### Task goal
Below are some entries; can you quote all of them exactly?

___ Provided data

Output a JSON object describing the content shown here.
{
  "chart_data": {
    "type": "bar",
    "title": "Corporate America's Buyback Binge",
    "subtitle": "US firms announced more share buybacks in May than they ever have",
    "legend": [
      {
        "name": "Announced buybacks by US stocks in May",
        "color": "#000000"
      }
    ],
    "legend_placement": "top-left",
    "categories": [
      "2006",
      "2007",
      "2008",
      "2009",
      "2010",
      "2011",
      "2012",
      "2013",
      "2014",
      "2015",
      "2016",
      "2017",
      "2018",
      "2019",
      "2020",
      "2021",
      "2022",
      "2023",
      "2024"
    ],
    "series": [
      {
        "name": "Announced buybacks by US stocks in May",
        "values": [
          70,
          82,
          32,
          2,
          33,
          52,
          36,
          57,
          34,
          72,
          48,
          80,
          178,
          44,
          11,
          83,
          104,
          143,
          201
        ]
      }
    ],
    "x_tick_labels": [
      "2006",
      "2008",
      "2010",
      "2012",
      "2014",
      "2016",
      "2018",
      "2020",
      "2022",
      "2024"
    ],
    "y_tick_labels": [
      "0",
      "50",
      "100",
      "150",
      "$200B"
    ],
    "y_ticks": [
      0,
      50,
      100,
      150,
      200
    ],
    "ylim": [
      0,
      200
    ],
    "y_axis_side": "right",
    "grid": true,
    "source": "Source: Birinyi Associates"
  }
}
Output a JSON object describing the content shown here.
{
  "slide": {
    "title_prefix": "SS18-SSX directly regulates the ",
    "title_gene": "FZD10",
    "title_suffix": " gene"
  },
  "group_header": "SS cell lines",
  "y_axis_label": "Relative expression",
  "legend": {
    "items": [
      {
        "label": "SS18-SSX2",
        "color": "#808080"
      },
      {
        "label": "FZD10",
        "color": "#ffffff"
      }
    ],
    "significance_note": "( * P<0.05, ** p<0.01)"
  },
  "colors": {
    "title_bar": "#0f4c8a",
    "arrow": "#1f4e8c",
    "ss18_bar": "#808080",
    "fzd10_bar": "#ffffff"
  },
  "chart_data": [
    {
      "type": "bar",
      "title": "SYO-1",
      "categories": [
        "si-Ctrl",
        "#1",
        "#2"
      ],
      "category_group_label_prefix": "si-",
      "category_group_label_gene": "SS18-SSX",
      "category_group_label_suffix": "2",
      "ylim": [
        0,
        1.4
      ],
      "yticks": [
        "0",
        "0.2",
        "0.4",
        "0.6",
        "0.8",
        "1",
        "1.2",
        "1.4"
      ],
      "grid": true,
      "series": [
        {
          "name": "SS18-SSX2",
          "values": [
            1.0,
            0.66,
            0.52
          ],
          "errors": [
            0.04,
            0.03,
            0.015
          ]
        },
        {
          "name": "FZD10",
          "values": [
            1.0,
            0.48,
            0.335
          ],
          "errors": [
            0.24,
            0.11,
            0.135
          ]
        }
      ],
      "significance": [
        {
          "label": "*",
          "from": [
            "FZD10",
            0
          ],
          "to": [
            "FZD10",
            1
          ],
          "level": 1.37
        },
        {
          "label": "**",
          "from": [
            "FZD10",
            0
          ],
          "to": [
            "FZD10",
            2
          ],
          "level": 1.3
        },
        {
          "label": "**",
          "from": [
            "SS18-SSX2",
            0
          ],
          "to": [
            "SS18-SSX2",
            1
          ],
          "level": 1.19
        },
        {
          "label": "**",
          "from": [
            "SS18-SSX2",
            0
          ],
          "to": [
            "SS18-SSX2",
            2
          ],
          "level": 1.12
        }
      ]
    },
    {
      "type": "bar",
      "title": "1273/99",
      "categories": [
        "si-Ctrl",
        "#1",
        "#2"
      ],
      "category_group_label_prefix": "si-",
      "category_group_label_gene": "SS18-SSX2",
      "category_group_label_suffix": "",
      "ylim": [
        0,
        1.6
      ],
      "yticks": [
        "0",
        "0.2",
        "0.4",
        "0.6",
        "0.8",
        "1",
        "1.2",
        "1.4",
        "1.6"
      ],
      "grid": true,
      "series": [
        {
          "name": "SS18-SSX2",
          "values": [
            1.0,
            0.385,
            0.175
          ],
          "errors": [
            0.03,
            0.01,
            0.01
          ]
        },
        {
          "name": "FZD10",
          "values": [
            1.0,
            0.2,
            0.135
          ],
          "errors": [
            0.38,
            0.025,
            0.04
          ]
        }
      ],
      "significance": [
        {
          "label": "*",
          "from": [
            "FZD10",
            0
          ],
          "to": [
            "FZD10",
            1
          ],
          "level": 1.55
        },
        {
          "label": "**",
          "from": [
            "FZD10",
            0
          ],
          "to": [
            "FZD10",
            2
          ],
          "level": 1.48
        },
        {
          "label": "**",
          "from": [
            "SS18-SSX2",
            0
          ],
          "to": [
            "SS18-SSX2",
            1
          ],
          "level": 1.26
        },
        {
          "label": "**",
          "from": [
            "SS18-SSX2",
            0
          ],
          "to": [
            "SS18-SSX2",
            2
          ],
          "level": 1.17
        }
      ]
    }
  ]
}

______

### Result of this exercise
Output a JSON object describing the content shown here.
{
  "chart_data": {
    "type": "bar",
    "title": "Corporate America's Buyback Binge",
    "subtitle": "US firms announced more share buybacks in May than they ever have",
    "legend": [
      {
        "name": "Announced buybacks by US stocks in May",
        "color": "#000000"
      }
    ],
    "legend_placement": "top-left",
    "categories": [
      "2006",
      "2007",
      "2008",
      "2009",
      "2010",
      "2011",
      "2012",
      "2013",
      "2014",
      "2015",
      "2016",
      "2017",
      "2018",
      "2019",
      "2020",
      "2021",
      "2022",
      "2023",
      "2024"
    ],
    "series": [
      {
        "name": "Announced buybacks by US stocks in May",
        "values": [
          70,
          82,
          32,
          2,
          33,
          52,
          36,
          57,
          34,
          72,
          48,
          80,
          178,
          44,
          11,
          83,
          104,
          143,
          201
        ]
      }
    ],
    "x_tick_labels": [
      "2006",
      "2008",
      "2010",
      "2012",
      "2014",
      "2016",
      "2018",
      "2020",
      "2022",
      "2024"
    ],
    "y_tick_labels": [
      "0",
      "50",
      "100",
      "150",
      "$200B"
    ],
    "y_ticks": [
      0,
      50,
      100,
      150,
      200
    ],
    "ylim": [
      0,
      200
    ],
    "y_axis_side": "right",
    "grid": true,
    "source": "Source: Birinyi Associates"
  }
}
Output a JSON object describing the content shown here.
{
  "slide": {
    "title_prefix": "SS18-SSX directly regulates the ",
    "title_gene": "FZD10",
    "title_suffix": " gene"
  },
  "group_header": "SS cell lines",
  "y_axis_label": "Relative expression",
  "legend": {
    "items": [
      {
        "label": "SS18-SSX2",
        "color": "#808080"
      },
      {
        "label": "FZD10",
        "color": "#ffffff"
      }
    ],
    "significance_note": "( * P<0.05, ** p<0.01)"
  },
  "colors": {
    "title_bar": "#0f4c8a",
    "arrow": "#1f4e8c",
    "ss18_bar": "#808080",
    "fzd10_bar": "#ffffff"
  },
  "chart_data": [
    {
      "type": "bar",
      "title": "SYO-1",
      "categories": [
        "si-Ctrl",
        "#1",
        "#2"
      ],
      "category_group_label_prefix": "si-",
      "category_group_label_gene": "SS18-SSX",
      "category_group_label_suffix": "2",
      "ylim": [
        0,
        1.4
      ],
      "yticks": [
        "0",
        "0.2",
        "0.4",
        "0.6",
        "0.8",
        "1",
        "1.2",
        "1.4"
      ],
      "grid": true,
      "series": [
        {
          "name": "SS18-SSX2",
          "values": [
            1.0,
            0.66,
            0.52
          ],
          "errors": [
            0.04,
            0.03,
            0.015
          ]
        },
        {
          "name": "FZD10",
          "values": [
            1.0,
            0.48,
            0.335
          ],
          "errors": [
            0.24,
            0.11,
            0.135
          ]
        }
      ],
      "significance": [
        {
          "label": "*",
          "from": [
            "FZD10",
            0
          ],
          "to": [
            "FZD10",
            1
          ],
          "level": 1.37
        },
        {
          "label": "**",
          "from": [
            "FZD10",
            0
          ],
          "to": [
            "FZD10",
            2
          ],
          "level": 1.3
        },
        {
          "label": "**",
          "from": [
            "SS18-SSX2",
            0
          ],
          "to": [
            "SS18-SSX2",
            1
          ],
          "level": 1.19
        },
        {
          "label": "**",
          "from": [
            "SS18-SSX2",
            0
          ],
          "to": [
            "SS18-SSX2",
            2
          ],
          "level": 1.12
        }
      ]
    },
    {
      "type": "bar",
      "title": "1273/99",
      "categories": [
        "si-Ctrl",
        "#1",
        "#2"
      ],
      "category_group_label_prefix": "si-",
      "category_group_label_gene": "SS18-SSX2",
      "category_group_label_suffix": "",
      "ylim": [
        0,
        1.6
      ],
      "yticks": [
        "0",
        "0.2",
        "0.4",
        "0.6",
        "0.8",
        "1",
        "1.2",
        "1.4",
        "1.6"
      ],
      "grid": true,
      "series": [
        {
          "name": "SS18-SSX2",
          "values": [
            1.0,
            0.385,
            0.175
          ],
          "errors": [
            0.03,
            0.01,
            0.01
          ]
        },
        {
          "name": "FZD10",
          "values": [
            1.0,
            0.2,
            0.135
          ],
          "errors": [
            0.38,
            0.025,
            0.04
          ]
        }
      ],
      "significance": [
        {
          "label": "*",
          "from": [
            "FZD10",
            0
          ],
          "to": [
            "FZD10",
            1
          ],
          "level": 1.55
        },
        {
          "label": "**",
          "from": [
            "FZD10",
            0
          ],
          "to": [
            "FZD10",
            2
          ],
          "level": 1.48
        },
        {
          "label": "**",
          "from": [
            "SS18-SSX2",
            0
          ],
          "to": [
            "SS18-SSX2",
            1
          ],
          "level": 1.26
        },
        {
          "label": "**",
          "from": [
            "SS18-SSX2",
            0
          ],
          "to": [
            "SS18-SSX2",
            2
          ],
          "level": 1.17
        }
      ]
    }
  ]
}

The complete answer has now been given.